State the number of lines that contain "臣奉旨寻详", with no other text.

— BEGIN —

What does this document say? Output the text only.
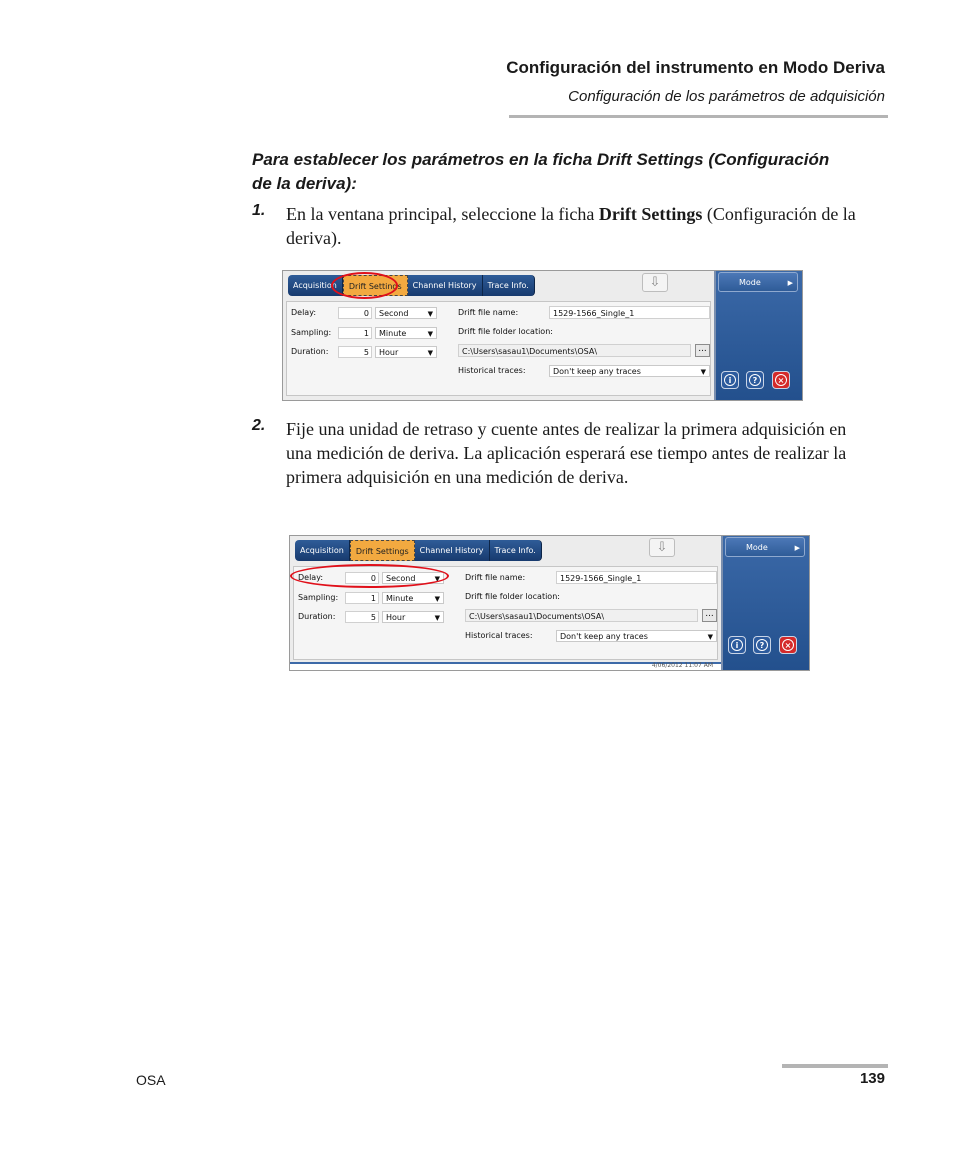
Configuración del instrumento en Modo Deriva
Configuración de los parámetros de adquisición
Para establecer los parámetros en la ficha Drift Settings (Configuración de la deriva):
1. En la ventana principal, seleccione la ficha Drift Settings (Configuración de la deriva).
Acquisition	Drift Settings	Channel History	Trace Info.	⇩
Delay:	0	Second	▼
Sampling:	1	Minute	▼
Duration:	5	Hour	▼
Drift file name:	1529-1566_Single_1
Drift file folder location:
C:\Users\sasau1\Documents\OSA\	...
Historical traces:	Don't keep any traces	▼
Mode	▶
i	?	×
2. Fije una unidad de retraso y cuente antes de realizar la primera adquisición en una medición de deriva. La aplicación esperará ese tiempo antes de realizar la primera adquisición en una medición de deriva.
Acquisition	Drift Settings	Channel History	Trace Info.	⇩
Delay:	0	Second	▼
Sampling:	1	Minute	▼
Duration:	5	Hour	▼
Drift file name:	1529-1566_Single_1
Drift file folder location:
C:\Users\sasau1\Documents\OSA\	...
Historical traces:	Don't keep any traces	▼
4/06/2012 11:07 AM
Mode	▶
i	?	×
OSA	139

— END —
— BEGIN —

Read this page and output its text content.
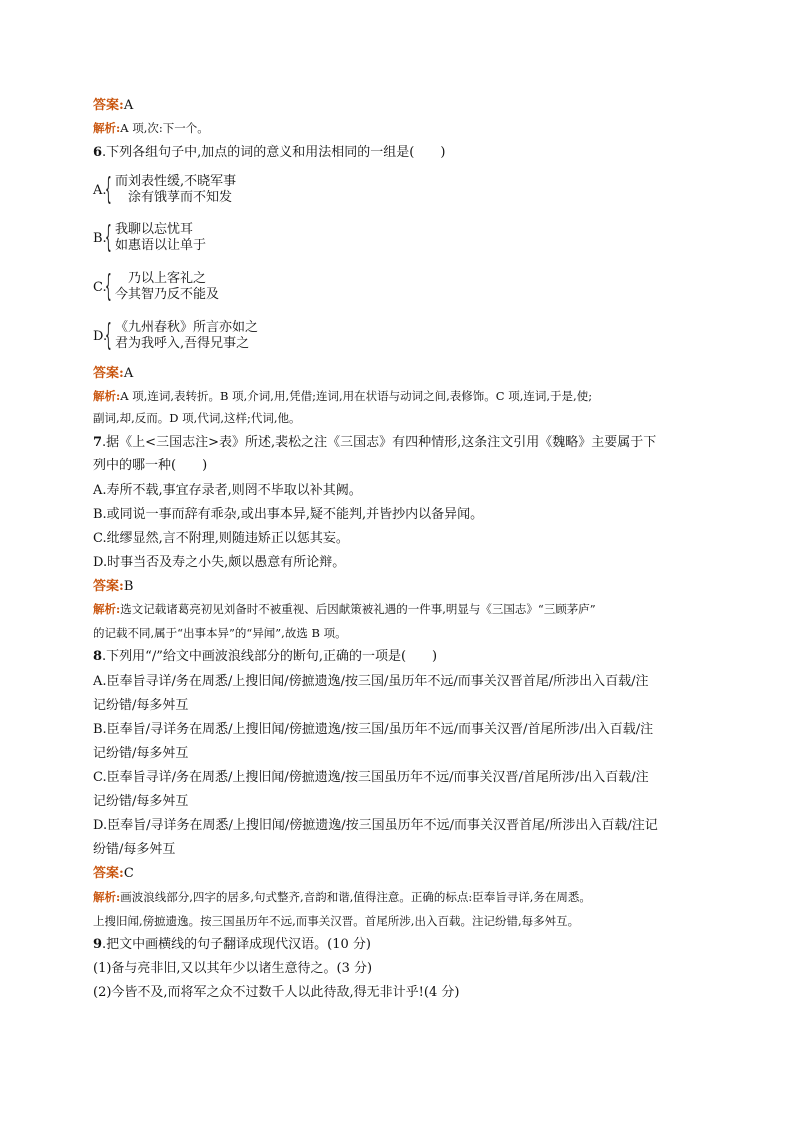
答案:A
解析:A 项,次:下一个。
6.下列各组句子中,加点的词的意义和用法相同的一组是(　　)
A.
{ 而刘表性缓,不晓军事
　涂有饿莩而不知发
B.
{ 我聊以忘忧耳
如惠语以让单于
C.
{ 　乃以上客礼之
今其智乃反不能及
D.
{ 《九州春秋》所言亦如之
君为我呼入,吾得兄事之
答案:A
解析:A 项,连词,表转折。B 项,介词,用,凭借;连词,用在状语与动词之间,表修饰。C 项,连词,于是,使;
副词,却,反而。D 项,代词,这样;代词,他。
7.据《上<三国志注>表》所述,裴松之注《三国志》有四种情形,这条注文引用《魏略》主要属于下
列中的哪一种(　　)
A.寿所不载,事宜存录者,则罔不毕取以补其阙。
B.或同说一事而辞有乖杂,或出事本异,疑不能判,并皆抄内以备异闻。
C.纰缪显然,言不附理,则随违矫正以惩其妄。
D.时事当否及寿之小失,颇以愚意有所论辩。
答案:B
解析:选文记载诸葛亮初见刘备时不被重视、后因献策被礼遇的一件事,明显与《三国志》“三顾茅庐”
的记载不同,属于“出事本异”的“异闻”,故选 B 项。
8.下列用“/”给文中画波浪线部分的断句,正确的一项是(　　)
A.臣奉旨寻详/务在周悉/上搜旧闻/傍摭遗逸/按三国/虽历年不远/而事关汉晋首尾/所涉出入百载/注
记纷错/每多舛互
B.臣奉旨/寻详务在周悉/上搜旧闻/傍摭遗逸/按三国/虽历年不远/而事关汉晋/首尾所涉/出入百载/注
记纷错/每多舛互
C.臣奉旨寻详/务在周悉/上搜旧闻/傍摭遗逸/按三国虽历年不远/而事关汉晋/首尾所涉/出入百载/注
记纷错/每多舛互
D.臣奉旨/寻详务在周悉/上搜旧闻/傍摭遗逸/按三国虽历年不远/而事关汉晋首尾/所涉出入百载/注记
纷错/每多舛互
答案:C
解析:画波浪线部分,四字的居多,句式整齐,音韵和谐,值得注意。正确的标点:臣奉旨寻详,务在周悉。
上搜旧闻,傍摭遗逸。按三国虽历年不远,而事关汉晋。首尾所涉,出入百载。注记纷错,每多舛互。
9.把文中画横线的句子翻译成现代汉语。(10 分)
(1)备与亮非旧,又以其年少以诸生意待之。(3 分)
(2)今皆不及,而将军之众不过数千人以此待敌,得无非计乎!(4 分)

— END —

Response to the exercise –
3